===== Task input

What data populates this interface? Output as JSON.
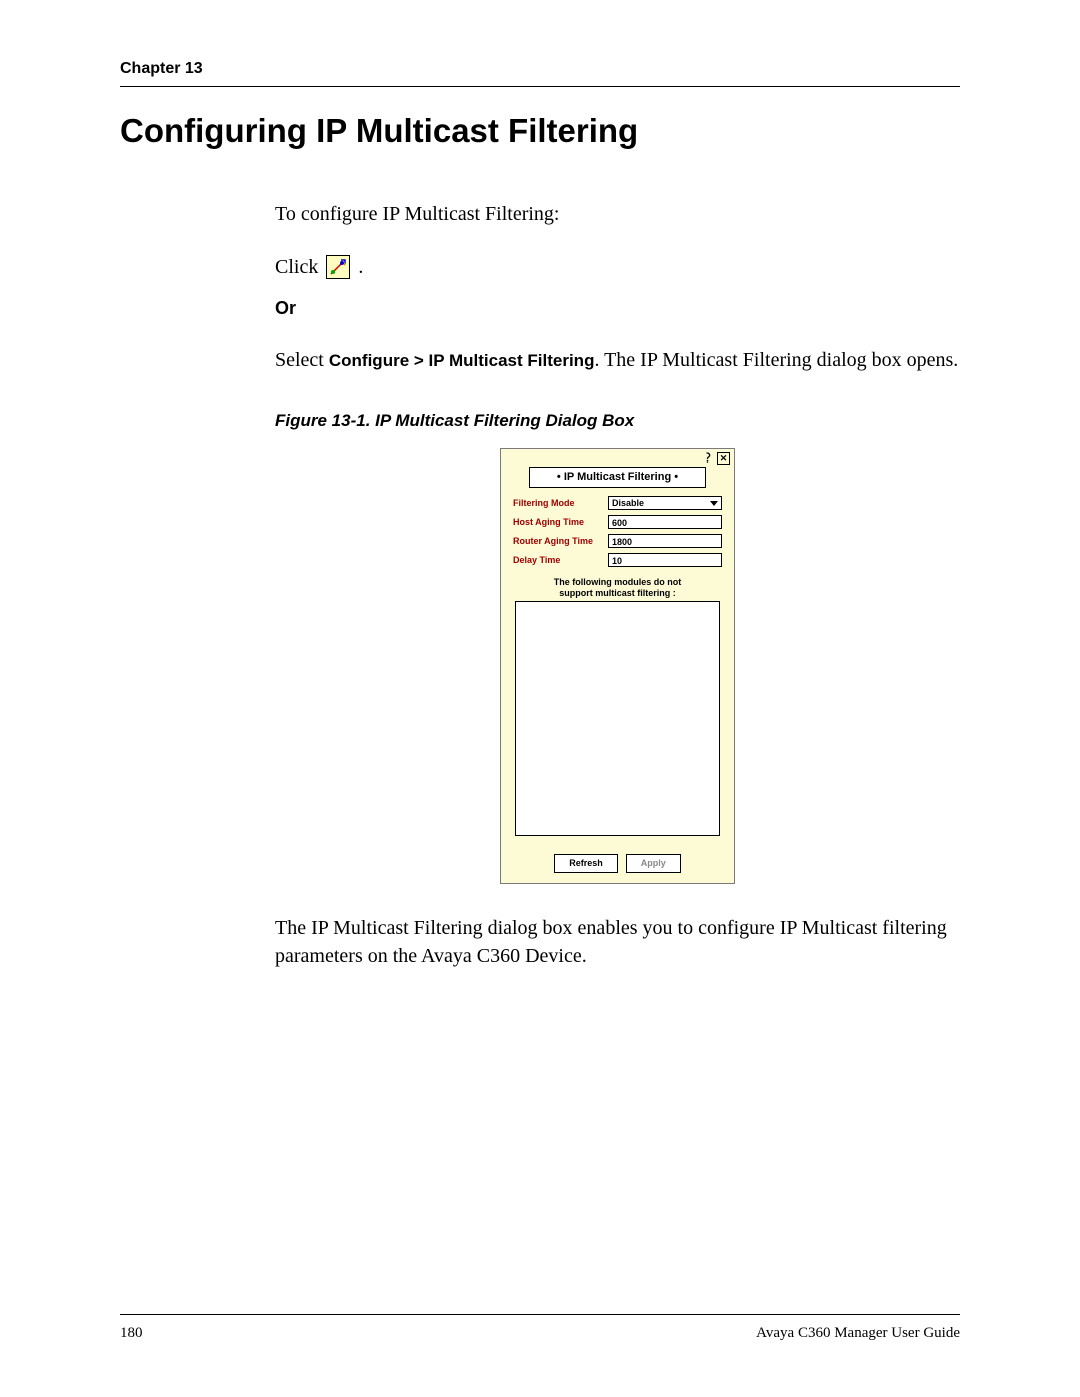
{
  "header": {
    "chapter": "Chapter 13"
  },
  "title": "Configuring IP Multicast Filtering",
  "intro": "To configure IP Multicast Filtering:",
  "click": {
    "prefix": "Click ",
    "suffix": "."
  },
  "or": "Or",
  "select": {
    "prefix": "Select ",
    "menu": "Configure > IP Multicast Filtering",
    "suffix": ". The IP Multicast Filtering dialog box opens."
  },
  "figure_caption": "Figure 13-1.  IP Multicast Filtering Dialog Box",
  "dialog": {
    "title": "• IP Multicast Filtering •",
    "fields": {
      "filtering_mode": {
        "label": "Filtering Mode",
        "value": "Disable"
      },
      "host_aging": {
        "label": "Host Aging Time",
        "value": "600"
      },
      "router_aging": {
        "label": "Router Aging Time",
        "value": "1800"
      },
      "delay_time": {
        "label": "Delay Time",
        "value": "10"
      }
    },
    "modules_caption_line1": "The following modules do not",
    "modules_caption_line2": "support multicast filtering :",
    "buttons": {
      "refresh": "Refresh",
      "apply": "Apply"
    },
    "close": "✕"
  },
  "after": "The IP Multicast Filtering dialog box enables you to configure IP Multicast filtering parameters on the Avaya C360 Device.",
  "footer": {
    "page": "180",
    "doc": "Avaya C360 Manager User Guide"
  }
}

==========

Among the lines of the records above, count those holding the string "title", and report only the number.

2